:: RECORDS SHOWN ::
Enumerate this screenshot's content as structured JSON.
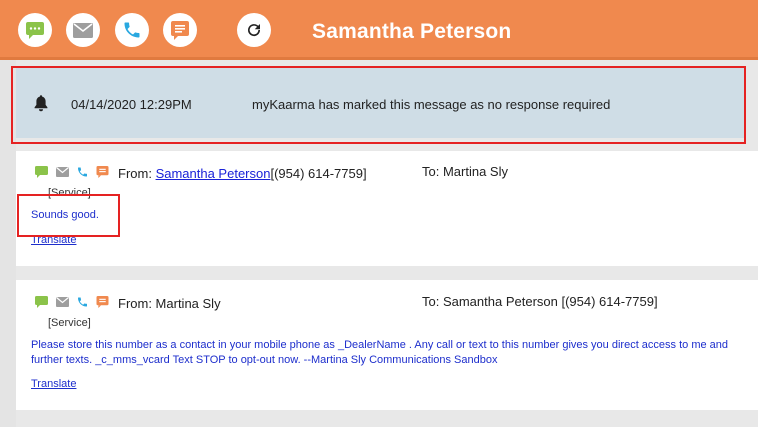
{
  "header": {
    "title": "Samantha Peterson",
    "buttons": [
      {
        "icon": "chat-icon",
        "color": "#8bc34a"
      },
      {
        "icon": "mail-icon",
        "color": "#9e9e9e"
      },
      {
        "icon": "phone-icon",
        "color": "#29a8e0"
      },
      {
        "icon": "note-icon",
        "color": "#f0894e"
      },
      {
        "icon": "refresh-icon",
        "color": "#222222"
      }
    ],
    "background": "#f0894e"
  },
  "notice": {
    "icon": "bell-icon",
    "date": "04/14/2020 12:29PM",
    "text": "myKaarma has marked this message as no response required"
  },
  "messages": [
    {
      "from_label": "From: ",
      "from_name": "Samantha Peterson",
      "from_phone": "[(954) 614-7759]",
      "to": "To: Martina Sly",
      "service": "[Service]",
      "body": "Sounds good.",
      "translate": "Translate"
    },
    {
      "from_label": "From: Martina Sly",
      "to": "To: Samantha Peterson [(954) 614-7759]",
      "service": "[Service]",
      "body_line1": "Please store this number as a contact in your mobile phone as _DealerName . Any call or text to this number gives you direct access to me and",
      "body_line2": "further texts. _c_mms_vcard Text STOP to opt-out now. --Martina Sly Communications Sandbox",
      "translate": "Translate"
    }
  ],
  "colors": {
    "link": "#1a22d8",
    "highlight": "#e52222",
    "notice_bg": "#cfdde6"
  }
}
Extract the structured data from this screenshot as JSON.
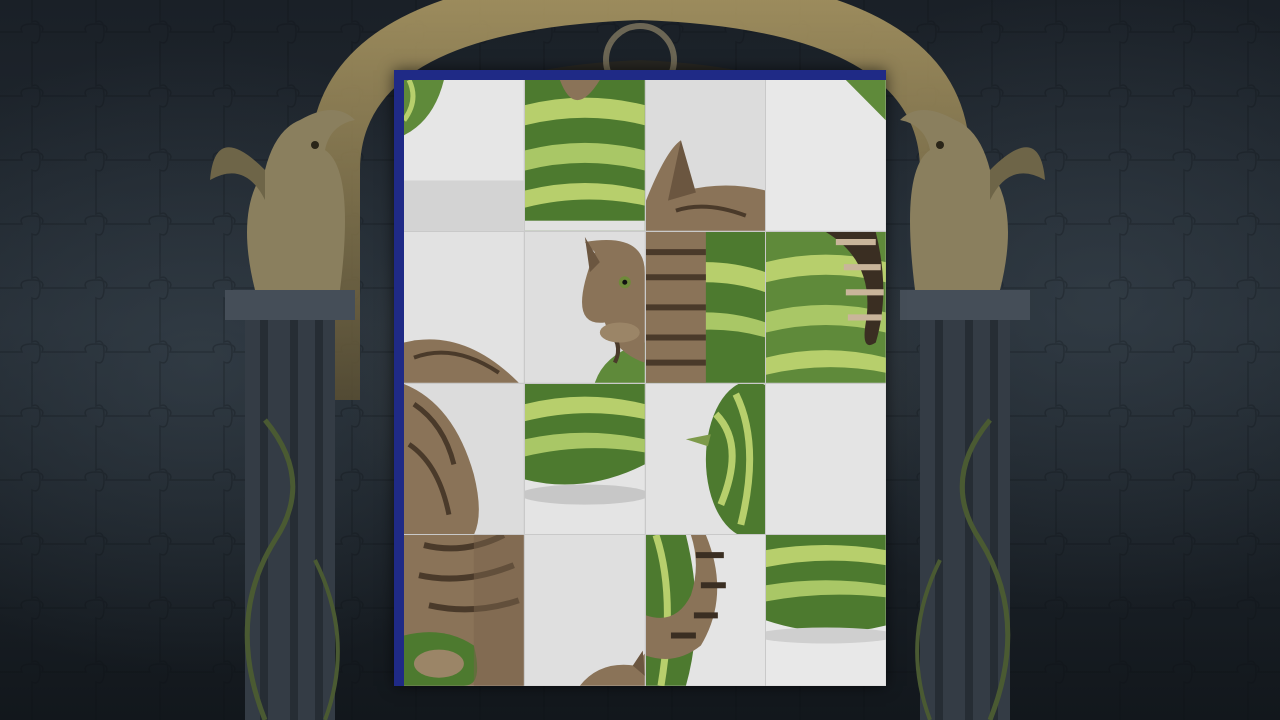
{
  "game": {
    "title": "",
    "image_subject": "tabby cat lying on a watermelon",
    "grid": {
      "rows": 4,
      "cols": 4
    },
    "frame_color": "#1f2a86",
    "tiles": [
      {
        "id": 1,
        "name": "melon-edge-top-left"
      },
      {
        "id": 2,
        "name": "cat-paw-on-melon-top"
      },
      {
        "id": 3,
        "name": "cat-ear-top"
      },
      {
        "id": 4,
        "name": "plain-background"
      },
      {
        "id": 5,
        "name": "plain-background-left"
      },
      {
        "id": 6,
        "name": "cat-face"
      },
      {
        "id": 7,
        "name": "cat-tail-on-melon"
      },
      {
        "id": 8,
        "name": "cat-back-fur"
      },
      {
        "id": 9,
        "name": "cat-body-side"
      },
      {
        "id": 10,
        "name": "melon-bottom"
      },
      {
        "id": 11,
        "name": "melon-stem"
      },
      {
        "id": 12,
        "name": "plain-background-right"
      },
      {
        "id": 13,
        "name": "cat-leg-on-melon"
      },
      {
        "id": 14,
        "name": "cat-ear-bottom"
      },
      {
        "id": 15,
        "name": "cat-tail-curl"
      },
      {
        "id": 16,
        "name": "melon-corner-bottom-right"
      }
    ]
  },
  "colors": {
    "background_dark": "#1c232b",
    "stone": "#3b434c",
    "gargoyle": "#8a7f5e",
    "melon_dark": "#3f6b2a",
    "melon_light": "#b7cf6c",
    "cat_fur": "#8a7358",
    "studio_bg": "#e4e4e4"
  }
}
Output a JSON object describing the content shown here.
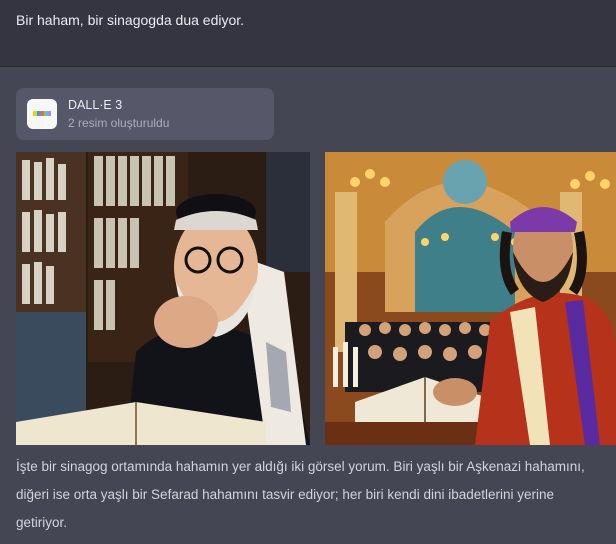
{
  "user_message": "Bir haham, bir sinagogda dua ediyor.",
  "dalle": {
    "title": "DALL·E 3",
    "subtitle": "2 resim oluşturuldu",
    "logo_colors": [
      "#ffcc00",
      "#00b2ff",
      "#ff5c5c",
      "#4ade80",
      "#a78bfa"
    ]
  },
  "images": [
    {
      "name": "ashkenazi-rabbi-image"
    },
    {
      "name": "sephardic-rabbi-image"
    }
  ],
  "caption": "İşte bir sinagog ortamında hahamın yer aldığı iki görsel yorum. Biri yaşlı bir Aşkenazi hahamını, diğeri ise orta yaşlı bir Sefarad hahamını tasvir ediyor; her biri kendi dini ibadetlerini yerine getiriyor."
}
:::
— STATED EXERCISE —
Word for word, please, restate the lines of the listing from the one holding "Output a JSON" down to the last line, leaving out any pictures.

— WRITTEN SOLUTION —
Output a JSON object describing the content shown here.
{
  "user_message": "Bir haham, bir sinagogda dua ediyor.",
  "dalle": {
    "title": "DALL·E 3",
    "subtitle": "2 resim oluşturuldu",
    "logo_colors": [
      "#ffcc00",
      "#00b2ff",
      "#ff5c5c",
      "#4ade80",
      "#a78bfa"
    ]
  },
  "images": [
    {
      "name": "ashkenazi-rabbi-image"
    },
    {
      "name": "sephardic-rabbi-image"
    }
  ],
  "caption": "İşte bir sinagog ortamında hahamın yer aldığı iki görsel yorum. Biri yaşlı bir Aşkenazi hahamını, diğeri ise orta yaşlı bir Sefarad hahamını tasvir ediyor; her biri kendi dini ibadetlerini yerine getiriyor."
}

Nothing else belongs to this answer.